Task brief:
Lines holding the string "Chile" are the ones to copy; find them all in the data.

[Source data]
━━━━
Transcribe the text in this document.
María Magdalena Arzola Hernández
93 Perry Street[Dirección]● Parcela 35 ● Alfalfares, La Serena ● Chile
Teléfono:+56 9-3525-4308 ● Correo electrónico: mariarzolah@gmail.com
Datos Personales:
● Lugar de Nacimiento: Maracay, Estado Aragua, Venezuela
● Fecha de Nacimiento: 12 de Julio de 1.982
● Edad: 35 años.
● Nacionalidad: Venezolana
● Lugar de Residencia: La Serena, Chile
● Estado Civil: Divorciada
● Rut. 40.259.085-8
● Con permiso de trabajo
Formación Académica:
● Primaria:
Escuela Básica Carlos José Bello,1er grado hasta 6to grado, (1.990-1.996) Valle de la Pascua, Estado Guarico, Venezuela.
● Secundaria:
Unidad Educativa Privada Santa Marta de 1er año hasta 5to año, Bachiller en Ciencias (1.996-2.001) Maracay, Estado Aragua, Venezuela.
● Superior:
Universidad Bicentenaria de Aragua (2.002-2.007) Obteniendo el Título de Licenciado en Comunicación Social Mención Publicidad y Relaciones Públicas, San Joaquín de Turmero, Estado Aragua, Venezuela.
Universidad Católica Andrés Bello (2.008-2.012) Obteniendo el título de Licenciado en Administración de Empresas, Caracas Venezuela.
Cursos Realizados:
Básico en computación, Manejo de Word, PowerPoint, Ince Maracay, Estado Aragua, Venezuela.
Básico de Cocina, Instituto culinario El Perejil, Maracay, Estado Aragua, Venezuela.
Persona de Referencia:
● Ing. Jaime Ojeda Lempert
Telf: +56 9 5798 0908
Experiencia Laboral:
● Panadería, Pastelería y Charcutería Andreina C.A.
━━━━
Correct result:
93 Perry Street[Dirección]● Parcela 35 ● Alfalfares, La Serena ● Chile
● Lugar de Residencia: La Serena, Chile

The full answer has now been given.